AIM:
Gather every line in the records below that contains the word "What".

* Start SUPPLIED MATERIAL *

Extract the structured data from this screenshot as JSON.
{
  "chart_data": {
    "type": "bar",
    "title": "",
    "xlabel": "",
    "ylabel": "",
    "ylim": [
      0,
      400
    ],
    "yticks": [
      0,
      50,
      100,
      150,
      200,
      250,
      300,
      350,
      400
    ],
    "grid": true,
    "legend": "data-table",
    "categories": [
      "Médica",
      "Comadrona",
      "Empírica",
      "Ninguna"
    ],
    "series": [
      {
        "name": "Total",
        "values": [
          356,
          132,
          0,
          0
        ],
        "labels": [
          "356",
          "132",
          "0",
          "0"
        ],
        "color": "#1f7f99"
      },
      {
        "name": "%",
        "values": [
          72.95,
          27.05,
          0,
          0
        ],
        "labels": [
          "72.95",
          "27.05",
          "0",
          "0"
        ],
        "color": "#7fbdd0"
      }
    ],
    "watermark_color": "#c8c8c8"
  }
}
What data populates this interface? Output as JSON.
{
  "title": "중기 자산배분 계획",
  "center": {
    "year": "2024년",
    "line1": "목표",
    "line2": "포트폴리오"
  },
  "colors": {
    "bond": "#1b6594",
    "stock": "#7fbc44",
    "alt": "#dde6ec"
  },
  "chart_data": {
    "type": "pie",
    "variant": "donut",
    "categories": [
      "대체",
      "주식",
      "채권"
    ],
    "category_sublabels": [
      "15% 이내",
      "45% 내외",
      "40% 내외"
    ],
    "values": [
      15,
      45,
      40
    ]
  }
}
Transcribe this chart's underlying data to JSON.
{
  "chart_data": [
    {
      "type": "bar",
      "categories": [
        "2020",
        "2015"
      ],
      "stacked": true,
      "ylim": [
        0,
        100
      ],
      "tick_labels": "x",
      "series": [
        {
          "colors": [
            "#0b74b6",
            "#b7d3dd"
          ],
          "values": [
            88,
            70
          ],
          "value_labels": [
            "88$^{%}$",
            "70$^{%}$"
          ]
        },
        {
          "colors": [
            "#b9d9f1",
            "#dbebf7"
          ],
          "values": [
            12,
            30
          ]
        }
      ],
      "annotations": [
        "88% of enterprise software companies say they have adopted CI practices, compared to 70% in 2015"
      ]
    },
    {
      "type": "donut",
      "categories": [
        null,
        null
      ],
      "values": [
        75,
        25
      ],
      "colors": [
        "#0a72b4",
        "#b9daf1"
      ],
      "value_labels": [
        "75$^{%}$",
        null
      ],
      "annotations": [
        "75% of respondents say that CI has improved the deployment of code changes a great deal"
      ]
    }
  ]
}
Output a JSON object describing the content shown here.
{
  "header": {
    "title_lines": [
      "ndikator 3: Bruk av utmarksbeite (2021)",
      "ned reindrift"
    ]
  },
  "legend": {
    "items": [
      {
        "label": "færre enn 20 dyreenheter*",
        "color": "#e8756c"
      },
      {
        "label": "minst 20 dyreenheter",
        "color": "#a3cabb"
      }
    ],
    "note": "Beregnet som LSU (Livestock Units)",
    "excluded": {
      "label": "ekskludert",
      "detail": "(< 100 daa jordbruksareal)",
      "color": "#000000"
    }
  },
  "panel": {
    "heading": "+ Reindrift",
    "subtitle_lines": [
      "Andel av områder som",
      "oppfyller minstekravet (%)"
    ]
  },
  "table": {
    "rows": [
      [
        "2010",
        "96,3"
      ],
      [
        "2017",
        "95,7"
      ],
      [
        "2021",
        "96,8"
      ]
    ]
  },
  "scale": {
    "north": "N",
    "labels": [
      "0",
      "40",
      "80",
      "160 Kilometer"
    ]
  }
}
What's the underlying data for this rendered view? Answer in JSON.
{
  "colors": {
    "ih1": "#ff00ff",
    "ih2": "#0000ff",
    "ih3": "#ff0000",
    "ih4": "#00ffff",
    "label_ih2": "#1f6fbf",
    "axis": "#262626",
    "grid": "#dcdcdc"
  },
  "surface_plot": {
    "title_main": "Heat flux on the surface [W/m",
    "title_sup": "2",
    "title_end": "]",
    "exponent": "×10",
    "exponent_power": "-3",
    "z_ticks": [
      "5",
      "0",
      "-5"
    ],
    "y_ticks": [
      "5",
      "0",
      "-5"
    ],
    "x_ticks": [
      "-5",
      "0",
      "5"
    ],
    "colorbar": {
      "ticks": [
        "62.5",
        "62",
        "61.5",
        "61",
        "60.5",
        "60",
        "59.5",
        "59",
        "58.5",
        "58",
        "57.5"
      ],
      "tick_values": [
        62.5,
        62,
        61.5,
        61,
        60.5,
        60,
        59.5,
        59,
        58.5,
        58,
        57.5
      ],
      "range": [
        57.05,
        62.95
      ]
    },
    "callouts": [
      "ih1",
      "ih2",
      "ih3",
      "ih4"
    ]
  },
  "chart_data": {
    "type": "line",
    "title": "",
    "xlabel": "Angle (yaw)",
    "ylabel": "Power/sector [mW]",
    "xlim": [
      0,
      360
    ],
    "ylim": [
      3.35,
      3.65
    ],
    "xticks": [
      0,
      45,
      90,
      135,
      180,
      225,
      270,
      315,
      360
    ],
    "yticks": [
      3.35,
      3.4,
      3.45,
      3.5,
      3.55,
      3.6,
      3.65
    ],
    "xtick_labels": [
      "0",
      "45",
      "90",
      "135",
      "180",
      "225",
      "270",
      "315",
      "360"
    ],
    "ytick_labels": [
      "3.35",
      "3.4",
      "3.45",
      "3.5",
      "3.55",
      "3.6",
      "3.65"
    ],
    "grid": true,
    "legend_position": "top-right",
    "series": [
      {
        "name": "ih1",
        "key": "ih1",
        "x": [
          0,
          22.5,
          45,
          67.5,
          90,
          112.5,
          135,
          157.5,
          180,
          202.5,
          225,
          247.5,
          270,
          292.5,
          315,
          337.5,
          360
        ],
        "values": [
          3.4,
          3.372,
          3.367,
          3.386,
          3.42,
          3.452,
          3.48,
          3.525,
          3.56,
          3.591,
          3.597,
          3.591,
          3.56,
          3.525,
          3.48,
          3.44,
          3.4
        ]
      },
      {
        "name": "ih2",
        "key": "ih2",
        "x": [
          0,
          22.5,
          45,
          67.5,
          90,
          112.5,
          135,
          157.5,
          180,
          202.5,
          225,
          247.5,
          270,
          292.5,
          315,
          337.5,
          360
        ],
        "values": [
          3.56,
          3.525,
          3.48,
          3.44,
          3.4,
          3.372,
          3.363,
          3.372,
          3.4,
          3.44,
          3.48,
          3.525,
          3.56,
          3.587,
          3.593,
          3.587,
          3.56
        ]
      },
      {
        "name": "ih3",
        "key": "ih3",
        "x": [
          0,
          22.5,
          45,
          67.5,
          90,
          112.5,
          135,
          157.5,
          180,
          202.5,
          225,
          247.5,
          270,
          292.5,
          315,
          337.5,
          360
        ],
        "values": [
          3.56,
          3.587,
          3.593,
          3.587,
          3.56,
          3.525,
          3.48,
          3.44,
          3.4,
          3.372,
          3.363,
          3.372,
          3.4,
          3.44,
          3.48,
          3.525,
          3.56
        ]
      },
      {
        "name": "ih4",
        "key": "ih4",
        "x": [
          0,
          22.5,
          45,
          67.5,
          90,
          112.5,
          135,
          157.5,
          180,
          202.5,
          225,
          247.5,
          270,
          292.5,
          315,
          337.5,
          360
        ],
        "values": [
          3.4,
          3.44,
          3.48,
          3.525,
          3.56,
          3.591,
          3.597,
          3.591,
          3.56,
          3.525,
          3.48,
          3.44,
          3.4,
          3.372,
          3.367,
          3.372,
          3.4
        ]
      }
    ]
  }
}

* End SUPPLIED MATERIAL *

EXERCISE RESPONSE:
What data populates this interface? Output as JSON.
What's the underlying data for this rendered view? Answer in JSON.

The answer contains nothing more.